▶ EXERCISE OBJECTIVE:
Reproduce the entries below in full, word for word.
****************************************
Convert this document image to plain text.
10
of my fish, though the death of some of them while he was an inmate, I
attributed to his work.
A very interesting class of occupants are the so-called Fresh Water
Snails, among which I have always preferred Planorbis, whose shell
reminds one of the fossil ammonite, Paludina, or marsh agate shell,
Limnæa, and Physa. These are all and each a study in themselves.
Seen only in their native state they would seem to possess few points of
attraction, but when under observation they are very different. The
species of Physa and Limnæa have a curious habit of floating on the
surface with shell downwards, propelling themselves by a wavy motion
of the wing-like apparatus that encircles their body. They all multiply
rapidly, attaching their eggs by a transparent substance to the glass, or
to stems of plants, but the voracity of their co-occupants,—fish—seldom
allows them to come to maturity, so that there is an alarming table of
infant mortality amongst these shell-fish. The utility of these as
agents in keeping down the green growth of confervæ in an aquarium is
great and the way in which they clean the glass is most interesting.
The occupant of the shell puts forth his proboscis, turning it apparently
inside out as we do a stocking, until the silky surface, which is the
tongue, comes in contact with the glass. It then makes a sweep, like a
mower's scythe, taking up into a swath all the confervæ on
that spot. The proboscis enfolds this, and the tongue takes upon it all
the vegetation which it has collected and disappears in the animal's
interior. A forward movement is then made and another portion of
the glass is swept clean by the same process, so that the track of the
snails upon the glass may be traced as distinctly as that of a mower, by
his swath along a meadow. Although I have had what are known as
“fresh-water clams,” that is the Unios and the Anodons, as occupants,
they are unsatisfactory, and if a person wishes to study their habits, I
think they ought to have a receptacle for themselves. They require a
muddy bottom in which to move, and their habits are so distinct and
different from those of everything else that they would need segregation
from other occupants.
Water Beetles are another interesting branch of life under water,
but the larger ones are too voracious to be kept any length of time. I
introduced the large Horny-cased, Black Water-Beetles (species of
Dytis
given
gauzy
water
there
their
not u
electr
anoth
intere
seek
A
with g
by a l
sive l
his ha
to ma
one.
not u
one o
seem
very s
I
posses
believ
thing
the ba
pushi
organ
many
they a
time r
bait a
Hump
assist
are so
****************************************
▶ EXPECTED ANSWER:
Convert this document image to plain text.
10
of my fish, though the death of some of them while he was an inmate, I
attributed to his work.
A very interesting class of occupants are the so-called Fresh Water
Snails, among which I have always preferred Planorbis, whose shell
reminds one of the fossil ammonite, Paludina, or marsh agate shell,
Limnæa, and Physa. These are all and each a study in themselves.
Seen only in their native state they would seem to possess few points of
attraction, but when under observation they are very different. The
species of Physa and Limnæa have a curious habit of floating on the
surface with shell downwards, propelling themselves by a wavy motion
of the wing-like apparatus that encircles their body. They all multiply
rapidly, attaching their eggs by a transparent substance to the glass, or
to stems of plants, but the voracity of their co-occupants,—fish—seldom
allows them to come to maturity, so that there is an alarming table of
infant mortality amongst these shell-fish. The utility of these as
agents in keeping down the green growth of confervæ in an aquarium is
great and the way in which they clean the glass is most interesting.
The occupant of the shell puts forth his proboscis, turning it apparently
inside out as we do a stocking, until the silky surface, which is the
tongue, comes in contact with the glass. It then makes a sweep, like a
mower's scythe, taking up into a swath all the confervæ on
that spot. The proboscis enfolds this, and the tongue takes upon it all
the vegetation which it has collected and disappears in the animal's
interior. A forward movement is then made and another portion of
the glass is swept clean by the same process, so that the track of the
snails upon the glass may be traced as distinctly as that of a mower, by
his swath along a meadow. Although I have had what are known as
“fresh-water clams,” that is the Unios and the Anodons, as occupants,
they are unsatisfactory, and if a person wishes to study their habits, I
think they ought to have a receptacle for themselves. They require a
muddy bottom in which to move, and their habits are so distinct and
different from those of everything else that they would need segregation
from other occupants.
Water Beetles are another interesting branch of life under water,
but the larger ones are too voracious to be kept any length of time. I
introduced the large Horny-cased, Black Water-Beetles (species of
Dytis
given
gauzy
water
there
their
not u
electr
anoth
intere
seek
A
with g
by a l
sive l
his ha
to ma
one.
not u
one o
seem
very s
I
posses
believ
thing
the ba
pushi
organ
many
they a
time r
bait a
Hump
assist
are so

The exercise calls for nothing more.